- Source records
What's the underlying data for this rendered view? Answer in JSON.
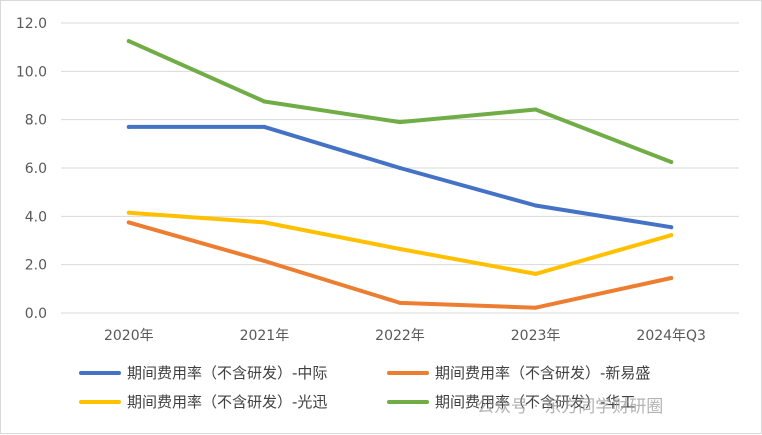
{
  "chart_data": {
    "type": "line",
    "categories": [
      "2020年",
      "2021年",
      "2022年",
      "2023年",
      "2024年Q3"
    ],
    "ylim": [
      0,
      12
    ],
    "yticks": [
      "0.0",
      "2.0",
      "4.0",
      "6.0",
      "8.0",
      "10.0",
      "12.0"
    ],
    "grid": true,
    "legend_position": "bottom",
    "series": [
      {
        "name": "期间费用率（不含研发）-中际",
        "color": "#4472C4",
        "values": [
          7.7,
          7.7,
          6.0,
          4.45,
          3.55
        ]
      },
      {
        "name": "期间费用率（不含研发）-新易盛",
        "color": "#ED7D31",
        "values": [
          3.75,
          2.15,
          0.42,
          0.22,
          1.45
        ]
      },
      {
        "name": "期间费用率（不含研发）-光迅",
        "color": "#FFC000",
        "values": [
          4.15,
          3.75,
          2.65,
          1.62,
          3.22
        ]
      },
      {
        "name": "期间费用率（不含研发）-华工",
        "color": "#70AD47",
        "values": [
          11.25,
          8.75,
          7.9,
          8.42,
          6.25
        ]
      }
    ]
  },
  "watermark": "公众号 · 东方同学财研圈"
}
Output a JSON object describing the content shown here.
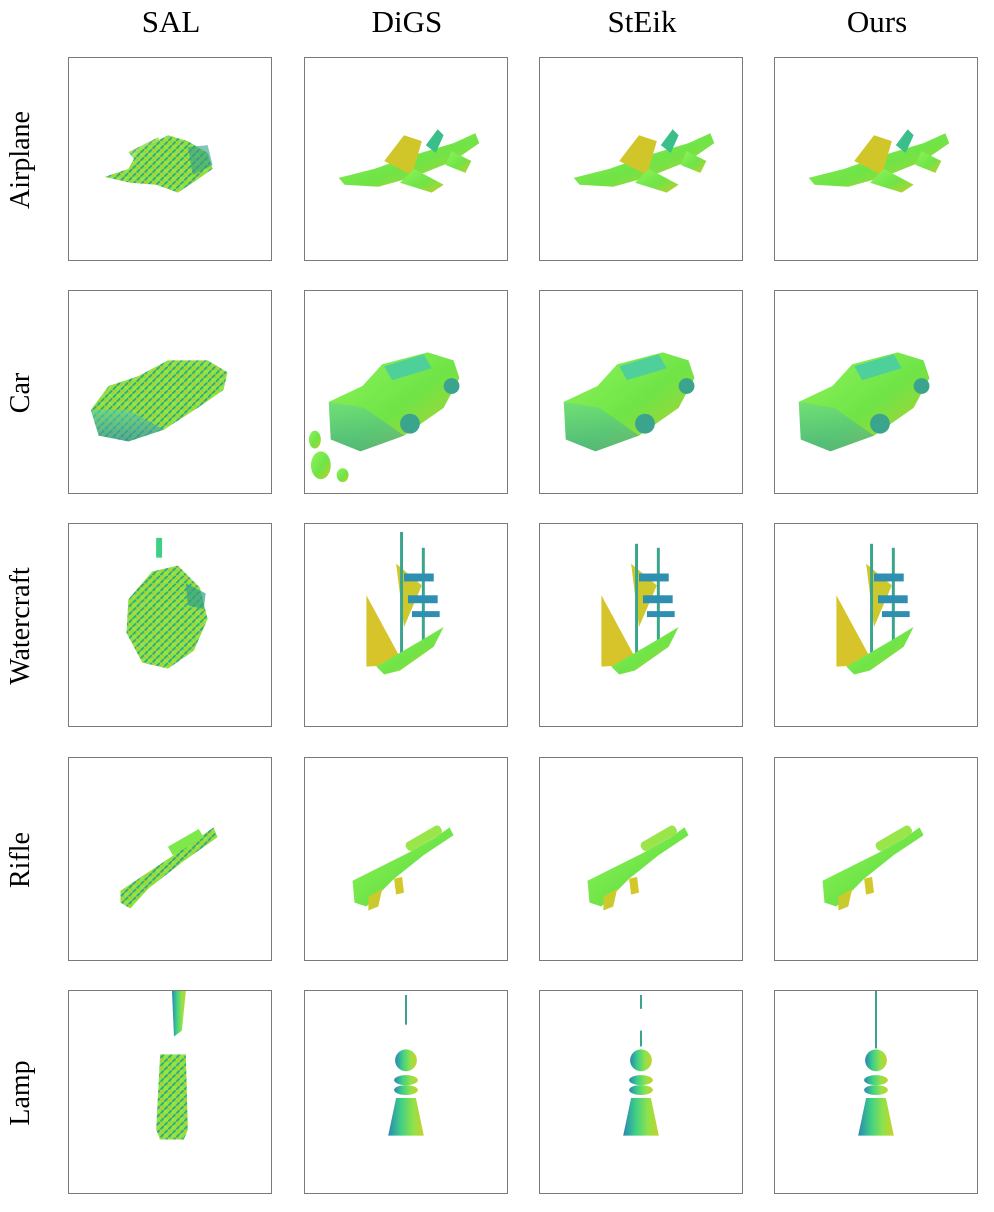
{
  "methods": [
    "SAL",
    "DiGS",
    "StEik",
    "Ours"
  ],
  "categories": [
    "Airplane",
    "Car",
    "Watercraft",
    "Rifle",
    "Lamp"
  ],
  "colors": {
    "surface_green": "#7bf04a",
    "surface_yellow": "#c8cf2a",
    "surface_teal": "#2fa08c",
    "surface_blue": "#2a7fb0",
    "frame_border": "#7a7a7a"
  }
}
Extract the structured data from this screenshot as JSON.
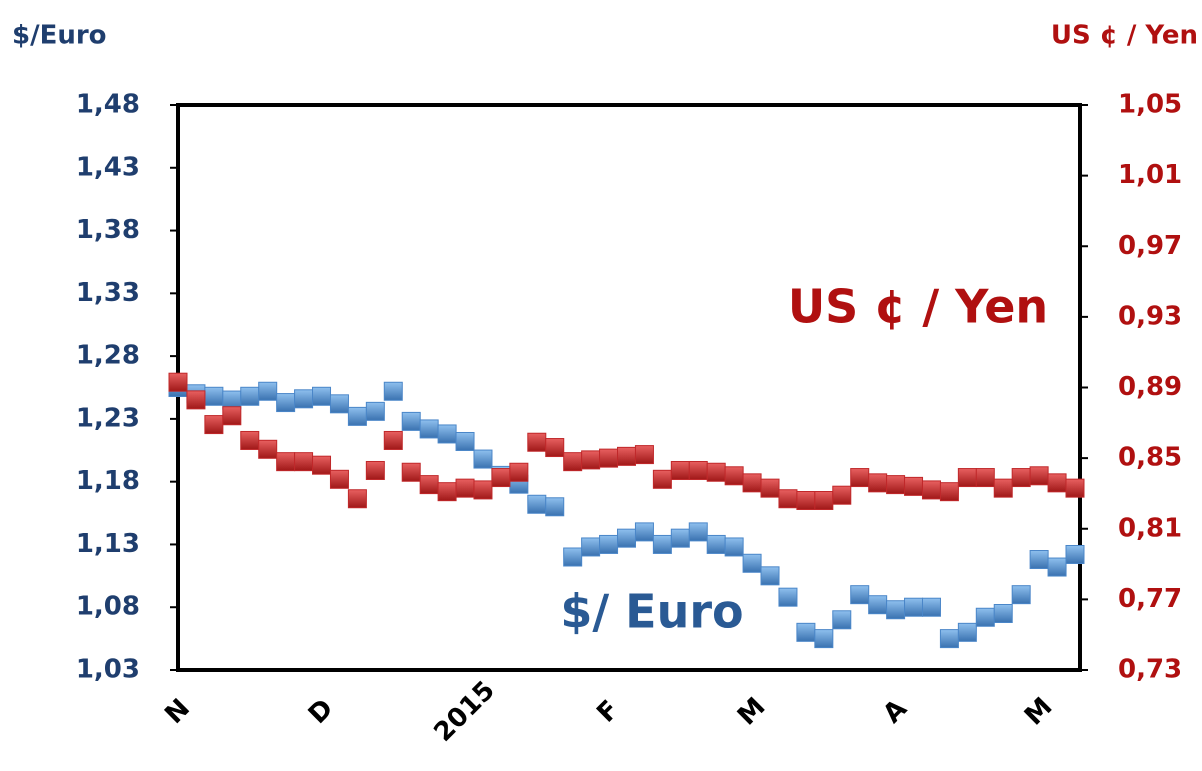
{
  "chart_data": {
    "type": "line",
    "y_title": "$/Euro",
    "y2_title": "US ¢ / Yen",
    "annotations": [
      {
        "text": "US ¢ / Yen",
        "series": 1
      },
      {
        "text": "$/ Euro",
        "series": 0
      }
    ],
    "categories": [
      "N",
      null,
      null,
      null,
      null,
      null,
      null,
      null,
      "D",
      null,
      null,
      null,
      null,
      null,
      null,
      null,
      "2015",
      null,
      null,
      null,
      null,
      null,
      null,
      null,
      "F",
      null,
      null,
      null,
      null,
      null,
      null,
      null,
      "M",
      null,
      null,
      null,
      null,
      null,
      null,
      null,
      "A",
      null,
      null,
      null,
      null,
      null,
      null,
      null,
      "M",
      null,
      null
    ],
    "series": [
      {
        "name": "$/Euro",
        "color": "#4a86c8",
        "values": [
          1.255,
          1.25,
          1.248,
          1.245,
          1.248,
          1.252,
          1.243,
          1.246,
          1.248,
          1.242,
          1.232,
          1.236,
          1.252,
          1.228,
          1.222,
          1.218,
          1.212,
          1.198,
          1.185,
          1.178,
          1.162,
          1.16,
          1.12,
          1.128,
          1.13,
          1.135,
          1.14,
          1.13,
          1.135,
          1.14,
          1.13,
          1.128,
          1.115,
          1.105,
          1.088,
          1.06,
          1.055,
          1.07,
          1.09,
          1.082,
          1.078,
          1.08,
          1.08,
          1.055,
          1.06,
          1.072,
          1.075,
          1.09,
          1.118,
          1.112,
          1.122
        ]
      },
      {
        "name": "US ¢ / Yen",
        "color": "#c0282a",
        "axis": "y2",
        "values": [
          0.893,
          0.883,
          0.869,
          0.874,
          0.86,
          0.855,
          0.848,
          0.848,
          0.846,
          0.838,
          0.827,
          0.843,
          0.86,
          0.842,
          0.835,
          0.831,
          0.833,
          0.832,
          0.839,
          0.842,
          0.859,
          0.856,
          0.848,
          0.849,
          0.85,
          0.851,
          0.852,
          0.838,
          0.843,
          0.843,
          0.842,
          0.84,
          0.836,
          0.833,
          0.827,
          0.826,
          0.826,
          0.829,
          0.839,
          0.836,
          0.835,
          0.834,
          0.832,
          0.831,
          0.839,
          0.839,
          0.833,
          0.839,
          0.84,
          0.836,
          0.833
        ]
      }
    ],
    "ylim": [
      1.03,
      1.48
    ],
    "yticks": [
      {
        "value": 1.03,
        "label": "1,03"
      },
      {
        "value": 1.08,
        "label": "1,08"
      },
      {
        "value": 1.13,
        "label": "1,13"
      },
      {
        "value": 1.18,
        "label": "1,18"
      },
      {
        "value": 1.23,
        "label": "1,23"
      },
      {
        "value": 1.28,
        "label": "1,28"
      },
      {
        "value": 1.33,
        "label": "1,33"
      },
      {
        "value": 1.38,
        "label": "1,38"
      },
      {
        "value": 1.43,
        "label": "1,43"
      },
      {
        "value": 1.48,
        "label": "1,48"
      }
    ],
    "y2lim": [
      0.73,
      1.05
    ],
    "y2ticks": [
      {
        "value": 0.73,
        "label": "0,73"
      },
      {
        "value": 0.77,
        "label": "0,77"
      },
      {
        "value": 0.81,
        "label": "0,81"
      },
      {
        "value": 0.85,
        "label": "0,85"
      },
      {
        "value": 0.89,
        "label": "0,89"
      },
      {
        "value": 0.93,
        "label": "0,93"
      },
      {
        "value": 0.97,
        "label": "0,97"
      },
      {
        "value": 1.01,
        "label": "1,01"
      },
      {
        "value": 1.05,
        "label": "1,05"
      }
    ],
    "grid": false
  }
}
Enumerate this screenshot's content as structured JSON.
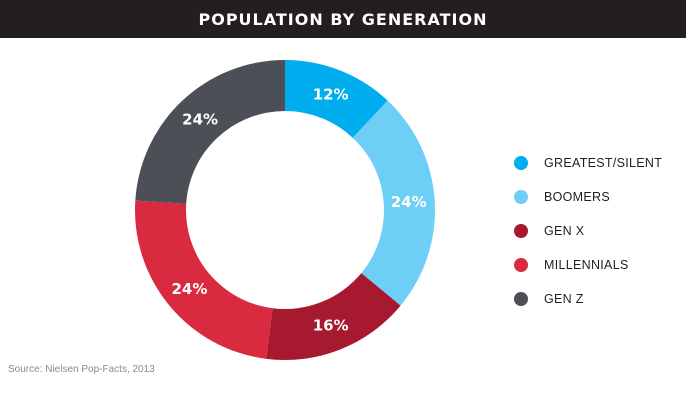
{
  "title": "POPULATION BY GENERATION",
  "source": "Source: Nielsen Pop-Facts, 2013",
  "chart_data": {
    "type": "pie",
    "title": "POPULATION BY GENERATION",
    "donut": true,
    "legend_position": "right",
    "categories": [
      "GREATEST/SILENT",
      "BOOMERS",
      "GEN X",
      "MILLENNIALS",
      "GEN Z"
    ],
    "values": [
      12,
      24,
      16,
      24,
      24
    ],
    "data_labels": [
      "12%",
      "24%",
      "16%",
      "24%",
      "24%"
    ],
    "colors": [
      "#00adef",
      "#6dcff6",
      "#a6192e",
      "#d92a3f",
      "#4d4f57"
    ]
  }
}
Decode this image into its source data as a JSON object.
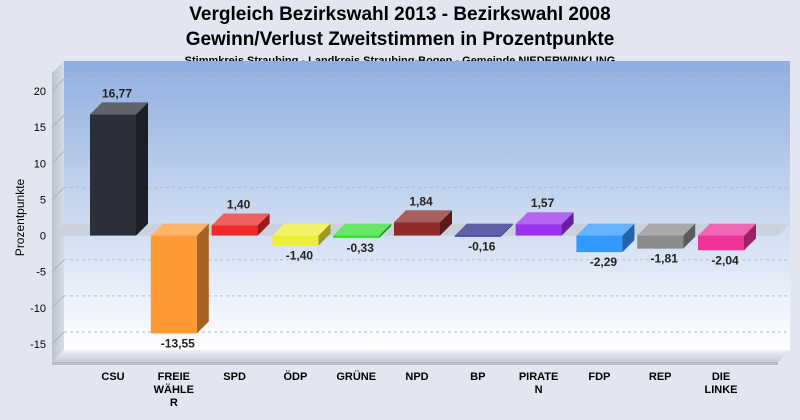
{
  "chart_data": {
    "type": "bar",
    "title": "Vergleich Bezirkswahl 2013 - Bezirkswahl 2008",
    "subtitle": "Gewinn/Verlust Zweitstimmen in Prozentpunkte",
    "caption": "Stimmkreis Straubing - Landkreis Straubing-Bogen - Gemeinde NIEDERWINKLING",
    "ylabel": "Prozentpunkte",
    "xlabel": "",
    "ylim": [
      -17.5,
      22.5
    ],
    "yticks": [
      20,
      15,
      10,
      5,
      0,
      -5,
      -10,
      -15
    ],
    "grid": true,
    "categories": [
      "CSU",
      "FREIE WÄHLER",
      "SPD",
      "ÖDP",
      "GRÜNE",
      "NPD",
      "BP",
      "PIRATEN",
      "FDP",
      "REP",
      "DIE LINKE"
    ],
    "category_labels": [
      [
        "CSU"
      ],
      [
        "FREIE",
        "WÄHLE",
        "R"
      ],
      [
        "SPD"
      ],
      [
        "ÖDP"
      ],
      [
        "GRÜNE"
      ],
      [
        "NPD"
      ],
      [
        "BP"
      ],
      [
        "PIRATE",
        "N"
      ],
      [
        "FDP"
      ],
      [
        "REP"
      ],
      [
        "DIE",
        "LINKE"
      ]
    ],
    "values": [
      16.77,
      -13.55,
      1.4,
      -1.4,
      -0.33,
      1.84,
      -0.16,
      1.57,
      -2.29,
      -1.81,
      -2.04
    ],
    "value_labels": [
      "16,77",
      "-13,55",
      "1,40",
      "-1,40",
      "-0,33",
      "1,84",
      "-0,16",
      "1,57",
      "-2,29",
      "-1,81",
      "-2,04"
    ],
    "colors": [
      "#2b2f3a",
      "#ff9933",
      "#ee2a2a",
      "#eeee33",
      "#33dd33",
      "#8e2a2a",
      "#2a2a8e",
      "#9933ee",
      "#3399ff",
      "#8c8c8c",
      "#ee3399"
    ]
  }
}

- Directions
Show all lines from the listing above in which "this" appears.

- Solved exercise
What's the underlying data for this rendered view? Answer in JSON.
Extract the structured data from this screenshot as JSON.
Enumerate this screenshot's content as structured JSON.
Decode this image into its source data as a JSON object.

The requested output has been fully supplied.